• _DATASET EXCERPTS_:
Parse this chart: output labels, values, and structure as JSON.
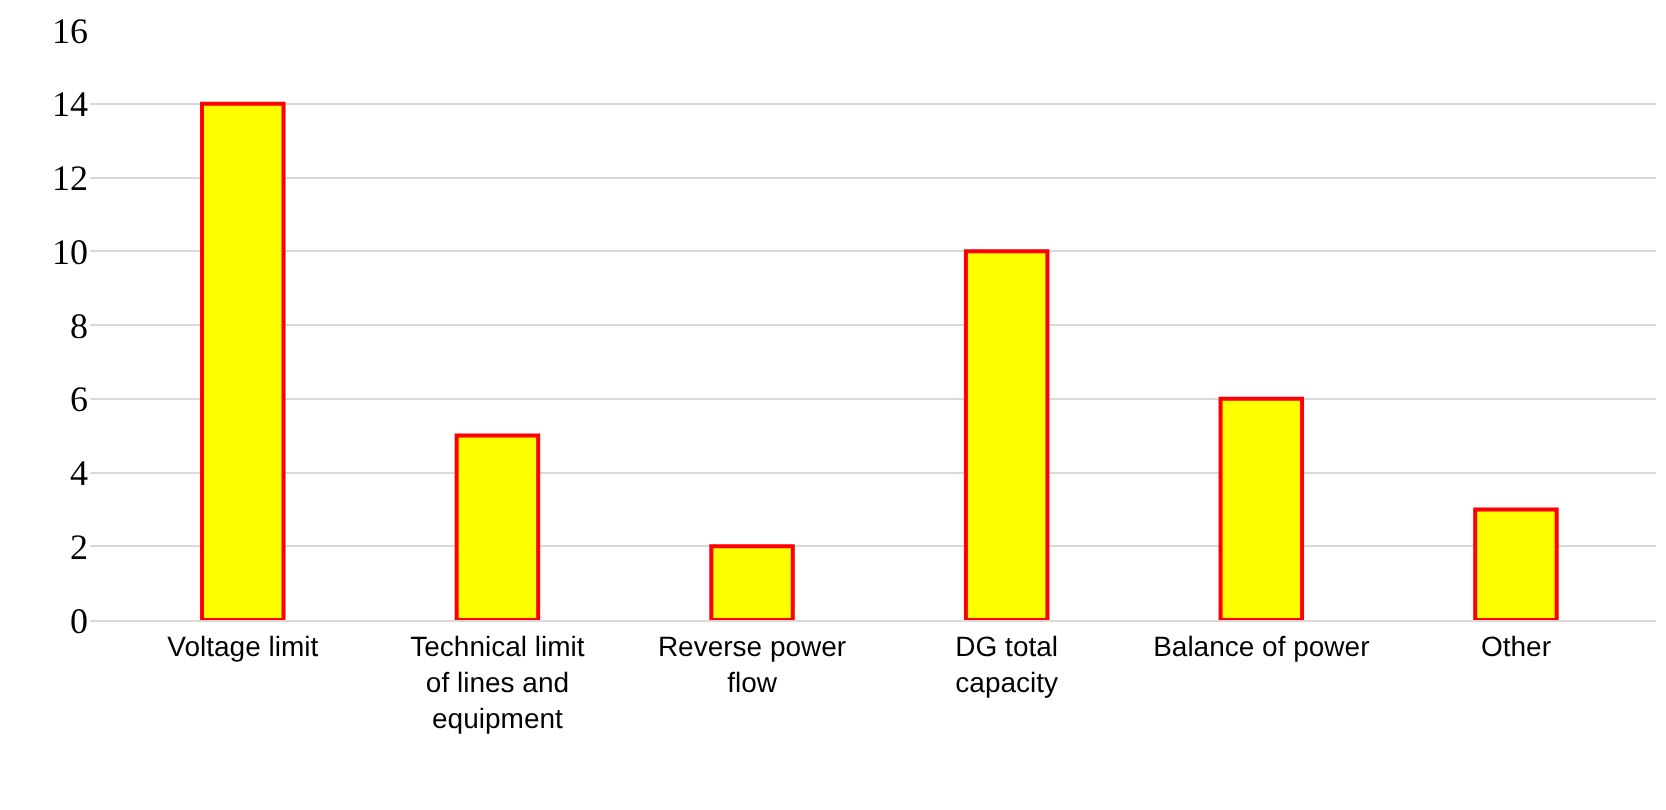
{
  "chart_data": {
    "type": "bar",
    "categories": [
      "Voltage limit",
      "Technical limit of lines and equipment",
      "Reverse power flow",
      "DG total capacity",
      "Balance of power",
      "Other"
    ],
    "values": [
      14,
      5,
      2,
      10,
      6,
      3
    ],
    "color": "#ffff00",
    "ylim": [
      0,
      16
    ],
    "yticks": [
      0,
      2,
      4,
      6,
      8,
      10,
      12,
      14,
      16
    ],
    "grid": "y"
  }
}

• _TASK DETAILS_: Filter the records above for lines containing the word "power", and copy those lines.

• _RESPONSE FOR THIS EXERCISE_:
      "Reverse power flow",
      "Balance of power",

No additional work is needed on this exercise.